### WHAT TO PRODUCE
Copy all lines that contain the word "xlabel".

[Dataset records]
.....
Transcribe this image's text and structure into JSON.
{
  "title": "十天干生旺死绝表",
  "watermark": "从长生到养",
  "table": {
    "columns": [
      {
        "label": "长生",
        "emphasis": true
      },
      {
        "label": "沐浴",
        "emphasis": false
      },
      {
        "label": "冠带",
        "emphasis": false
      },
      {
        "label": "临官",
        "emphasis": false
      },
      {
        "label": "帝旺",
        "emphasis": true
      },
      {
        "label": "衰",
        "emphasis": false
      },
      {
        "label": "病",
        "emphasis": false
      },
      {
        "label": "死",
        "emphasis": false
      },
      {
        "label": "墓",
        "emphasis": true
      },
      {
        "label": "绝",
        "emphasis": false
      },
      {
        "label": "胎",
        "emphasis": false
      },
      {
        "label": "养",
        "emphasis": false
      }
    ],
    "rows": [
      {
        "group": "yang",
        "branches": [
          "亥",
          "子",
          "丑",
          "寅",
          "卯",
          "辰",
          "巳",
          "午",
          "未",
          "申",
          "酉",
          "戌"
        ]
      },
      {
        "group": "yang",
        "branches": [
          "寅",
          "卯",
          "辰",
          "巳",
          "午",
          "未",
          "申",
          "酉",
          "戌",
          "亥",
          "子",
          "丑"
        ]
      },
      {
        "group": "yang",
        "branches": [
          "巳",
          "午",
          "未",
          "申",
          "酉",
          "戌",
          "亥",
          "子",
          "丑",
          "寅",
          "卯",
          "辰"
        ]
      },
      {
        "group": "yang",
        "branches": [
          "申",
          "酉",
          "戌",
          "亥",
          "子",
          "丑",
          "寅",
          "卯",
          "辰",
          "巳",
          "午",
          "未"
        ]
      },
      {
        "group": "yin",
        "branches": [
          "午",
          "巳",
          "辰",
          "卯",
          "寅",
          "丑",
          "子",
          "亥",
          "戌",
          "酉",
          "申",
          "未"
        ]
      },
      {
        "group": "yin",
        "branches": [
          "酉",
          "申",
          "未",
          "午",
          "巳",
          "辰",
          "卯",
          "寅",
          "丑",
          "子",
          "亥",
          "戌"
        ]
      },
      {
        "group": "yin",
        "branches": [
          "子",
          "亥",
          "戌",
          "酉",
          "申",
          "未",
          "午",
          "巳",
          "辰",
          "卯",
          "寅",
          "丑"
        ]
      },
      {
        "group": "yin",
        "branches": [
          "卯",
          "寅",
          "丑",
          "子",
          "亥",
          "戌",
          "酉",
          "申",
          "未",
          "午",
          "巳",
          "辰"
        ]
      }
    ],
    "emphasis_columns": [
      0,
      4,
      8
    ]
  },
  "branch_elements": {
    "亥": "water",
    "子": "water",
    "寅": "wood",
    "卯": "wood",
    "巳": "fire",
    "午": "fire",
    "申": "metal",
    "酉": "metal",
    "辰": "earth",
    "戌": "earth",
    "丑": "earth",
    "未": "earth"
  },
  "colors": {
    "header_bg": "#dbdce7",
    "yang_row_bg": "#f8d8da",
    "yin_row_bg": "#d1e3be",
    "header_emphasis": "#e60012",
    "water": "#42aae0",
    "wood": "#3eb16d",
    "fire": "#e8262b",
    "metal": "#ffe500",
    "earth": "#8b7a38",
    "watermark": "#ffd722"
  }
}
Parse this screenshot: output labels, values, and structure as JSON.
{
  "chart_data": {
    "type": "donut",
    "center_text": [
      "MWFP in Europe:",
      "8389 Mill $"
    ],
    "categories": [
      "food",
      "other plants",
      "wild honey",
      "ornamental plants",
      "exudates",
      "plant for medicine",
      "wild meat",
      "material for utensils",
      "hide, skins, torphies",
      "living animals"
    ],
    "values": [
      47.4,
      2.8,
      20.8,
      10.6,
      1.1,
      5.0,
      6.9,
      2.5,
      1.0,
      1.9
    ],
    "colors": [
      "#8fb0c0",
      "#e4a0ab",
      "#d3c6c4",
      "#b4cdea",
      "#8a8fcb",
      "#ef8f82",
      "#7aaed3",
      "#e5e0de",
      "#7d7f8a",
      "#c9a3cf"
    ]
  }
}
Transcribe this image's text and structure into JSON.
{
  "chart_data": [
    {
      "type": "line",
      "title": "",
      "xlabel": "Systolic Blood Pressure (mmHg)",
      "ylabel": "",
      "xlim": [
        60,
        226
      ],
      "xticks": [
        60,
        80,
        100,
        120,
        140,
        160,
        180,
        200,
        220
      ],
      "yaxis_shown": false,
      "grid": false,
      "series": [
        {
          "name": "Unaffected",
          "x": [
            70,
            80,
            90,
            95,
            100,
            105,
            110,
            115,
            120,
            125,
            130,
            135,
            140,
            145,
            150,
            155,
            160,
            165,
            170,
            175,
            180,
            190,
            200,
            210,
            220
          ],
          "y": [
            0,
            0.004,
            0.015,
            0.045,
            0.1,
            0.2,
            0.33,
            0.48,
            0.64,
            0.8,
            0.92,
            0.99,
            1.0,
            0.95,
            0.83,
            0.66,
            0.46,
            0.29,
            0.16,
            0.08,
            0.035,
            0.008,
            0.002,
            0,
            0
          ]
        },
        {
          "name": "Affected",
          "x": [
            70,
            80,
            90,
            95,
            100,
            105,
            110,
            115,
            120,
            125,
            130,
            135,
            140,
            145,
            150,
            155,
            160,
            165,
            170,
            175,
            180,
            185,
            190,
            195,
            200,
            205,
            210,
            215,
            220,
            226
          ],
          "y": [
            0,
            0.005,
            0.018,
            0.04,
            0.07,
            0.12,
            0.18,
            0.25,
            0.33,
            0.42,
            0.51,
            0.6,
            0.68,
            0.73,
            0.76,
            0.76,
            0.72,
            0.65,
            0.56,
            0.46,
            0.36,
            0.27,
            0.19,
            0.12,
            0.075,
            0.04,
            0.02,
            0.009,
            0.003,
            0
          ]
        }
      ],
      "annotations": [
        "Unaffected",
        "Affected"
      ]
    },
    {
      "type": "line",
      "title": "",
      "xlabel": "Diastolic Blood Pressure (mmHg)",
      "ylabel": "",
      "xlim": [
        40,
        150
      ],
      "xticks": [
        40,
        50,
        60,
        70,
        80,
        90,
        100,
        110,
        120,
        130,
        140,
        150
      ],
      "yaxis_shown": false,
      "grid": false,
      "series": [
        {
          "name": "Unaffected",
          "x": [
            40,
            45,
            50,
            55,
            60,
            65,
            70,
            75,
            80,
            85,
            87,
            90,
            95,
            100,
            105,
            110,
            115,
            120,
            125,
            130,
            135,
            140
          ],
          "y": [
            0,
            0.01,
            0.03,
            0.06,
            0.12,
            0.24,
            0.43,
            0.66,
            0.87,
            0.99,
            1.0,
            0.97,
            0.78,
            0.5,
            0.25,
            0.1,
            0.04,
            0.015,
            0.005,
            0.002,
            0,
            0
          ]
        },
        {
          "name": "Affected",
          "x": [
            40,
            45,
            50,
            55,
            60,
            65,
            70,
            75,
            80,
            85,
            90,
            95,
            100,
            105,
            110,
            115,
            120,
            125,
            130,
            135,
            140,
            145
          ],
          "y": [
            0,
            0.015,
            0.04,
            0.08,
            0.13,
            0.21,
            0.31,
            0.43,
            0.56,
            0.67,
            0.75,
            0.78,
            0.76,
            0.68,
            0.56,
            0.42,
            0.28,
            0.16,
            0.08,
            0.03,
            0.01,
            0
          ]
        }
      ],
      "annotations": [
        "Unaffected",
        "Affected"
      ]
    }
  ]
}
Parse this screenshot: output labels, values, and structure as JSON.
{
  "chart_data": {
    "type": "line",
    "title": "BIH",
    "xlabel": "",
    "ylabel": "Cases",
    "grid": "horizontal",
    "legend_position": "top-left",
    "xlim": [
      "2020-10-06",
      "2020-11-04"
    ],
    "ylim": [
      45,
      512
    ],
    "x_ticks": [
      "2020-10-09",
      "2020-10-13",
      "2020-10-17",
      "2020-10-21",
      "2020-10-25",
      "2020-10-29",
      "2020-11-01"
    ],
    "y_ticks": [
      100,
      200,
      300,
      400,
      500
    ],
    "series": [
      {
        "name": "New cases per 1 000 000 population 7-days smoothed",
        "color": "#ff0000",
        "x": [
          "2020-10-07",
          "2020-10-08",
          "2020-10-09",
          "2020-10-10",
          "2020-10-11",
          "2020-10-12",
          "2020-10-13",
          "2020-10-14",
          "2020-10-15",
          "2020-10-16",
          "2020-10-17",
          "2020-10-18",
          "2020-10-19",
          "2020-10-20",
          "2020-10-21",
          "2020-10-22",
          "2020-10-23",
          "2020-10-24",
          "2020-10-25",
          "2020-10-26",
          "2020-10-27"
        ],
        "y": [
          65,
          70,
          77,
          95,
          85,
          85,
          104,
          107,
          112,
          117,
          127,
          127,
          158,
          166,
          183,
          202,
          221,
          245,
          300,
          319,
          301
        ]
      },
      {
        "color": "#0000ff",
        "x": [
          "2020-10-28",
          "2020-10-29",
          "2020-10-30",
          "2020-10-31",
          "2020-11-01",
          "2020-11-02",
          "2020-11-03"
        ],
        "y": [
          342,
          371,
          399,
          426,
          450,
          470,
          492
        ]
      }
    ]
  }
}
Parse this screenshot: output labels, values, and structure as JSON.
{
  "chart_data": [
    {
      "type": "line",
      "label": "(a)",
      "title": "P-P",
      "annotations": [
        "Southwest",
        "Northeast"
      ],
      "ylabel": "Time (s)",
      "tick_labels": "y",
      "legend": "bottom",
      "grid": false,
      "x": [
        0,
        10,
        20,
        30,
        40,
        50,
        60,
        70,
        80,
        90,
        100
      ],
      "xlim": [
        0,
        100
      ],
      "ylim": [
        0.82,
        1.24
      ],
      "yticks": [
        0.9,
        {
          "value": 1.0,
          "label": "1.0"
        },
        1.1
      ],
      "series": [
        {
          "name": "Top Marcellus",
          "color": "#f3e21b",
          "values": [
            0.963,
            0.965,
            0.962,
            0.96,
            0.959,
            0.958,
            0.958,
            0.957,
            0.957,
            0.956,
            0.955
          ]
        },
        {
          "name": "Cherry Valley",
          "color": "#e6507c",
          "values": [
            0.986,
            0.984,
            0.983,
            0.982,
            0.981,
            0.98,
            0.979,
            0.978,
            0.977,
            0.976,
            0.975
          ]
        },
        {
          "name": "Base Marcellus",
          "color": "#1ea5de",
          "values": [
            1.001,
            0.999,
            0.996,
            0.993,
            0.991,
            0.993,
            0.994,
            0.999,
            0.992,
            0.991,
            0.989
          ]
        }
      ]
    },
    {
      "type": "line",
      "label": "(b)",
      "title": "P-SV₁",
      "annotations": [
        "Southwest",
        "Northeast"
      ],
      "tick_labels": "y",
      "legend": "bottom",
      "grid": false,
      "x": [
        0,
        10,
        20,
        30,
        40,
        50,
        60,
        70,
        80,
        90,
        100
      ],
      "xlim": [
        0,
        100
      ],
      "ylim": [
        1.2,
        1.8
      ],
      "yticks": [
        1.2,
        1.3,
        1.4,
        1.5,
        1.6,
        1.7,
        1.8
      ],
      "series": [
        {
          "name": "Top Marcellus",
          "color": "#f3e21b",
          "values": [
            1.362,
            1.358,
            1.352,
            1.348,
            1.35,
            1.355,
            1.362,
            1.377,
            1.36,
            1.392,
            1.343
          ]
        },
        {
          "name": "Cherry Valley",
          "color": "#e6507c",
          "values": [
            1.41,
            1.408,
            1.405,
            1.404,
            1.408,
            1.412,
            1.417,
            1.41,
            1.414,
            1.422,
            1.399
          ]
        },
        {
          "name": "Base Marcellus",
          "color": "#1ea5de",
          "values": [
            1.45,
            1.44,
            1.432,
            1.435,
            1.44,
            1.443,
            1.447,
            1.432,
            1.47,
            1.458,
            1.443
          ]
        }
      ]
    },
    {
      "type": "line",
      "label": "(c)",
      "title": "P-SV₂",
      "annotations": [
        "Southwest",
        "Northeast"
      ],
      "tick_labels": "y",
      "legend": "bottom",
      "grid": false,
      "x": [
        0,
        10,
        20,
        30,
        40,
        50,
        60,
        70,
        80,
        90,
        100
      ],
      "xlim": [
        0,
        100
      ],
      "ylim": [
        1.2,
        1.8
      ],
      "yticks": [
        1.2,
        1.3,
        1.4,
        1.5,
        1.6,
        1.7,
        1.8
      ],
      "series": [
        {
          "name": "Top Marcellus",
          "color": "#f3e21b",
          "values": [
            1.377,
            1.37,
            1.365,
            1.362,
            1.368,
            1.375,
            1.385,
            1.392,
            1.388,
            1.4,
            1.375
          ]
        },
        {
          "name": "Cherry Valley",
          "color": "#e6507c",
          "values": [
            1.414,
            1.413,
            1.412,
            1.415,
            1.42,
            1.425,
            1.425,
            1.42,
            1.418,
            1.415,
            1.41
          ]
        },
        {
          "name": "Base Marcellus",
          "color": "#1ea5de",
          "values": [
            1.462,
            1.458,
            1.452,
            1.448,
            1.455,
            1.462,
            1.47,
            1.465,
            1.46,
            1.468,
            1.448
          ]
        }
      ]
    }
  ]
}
.....
### EXPECTED ANSWER
      "xlabel": "Systolic Blood Pressure (mmHg)",
      "xlabel": "Diastolic Blood Pressure (mmHg)",
    "xlabel": "",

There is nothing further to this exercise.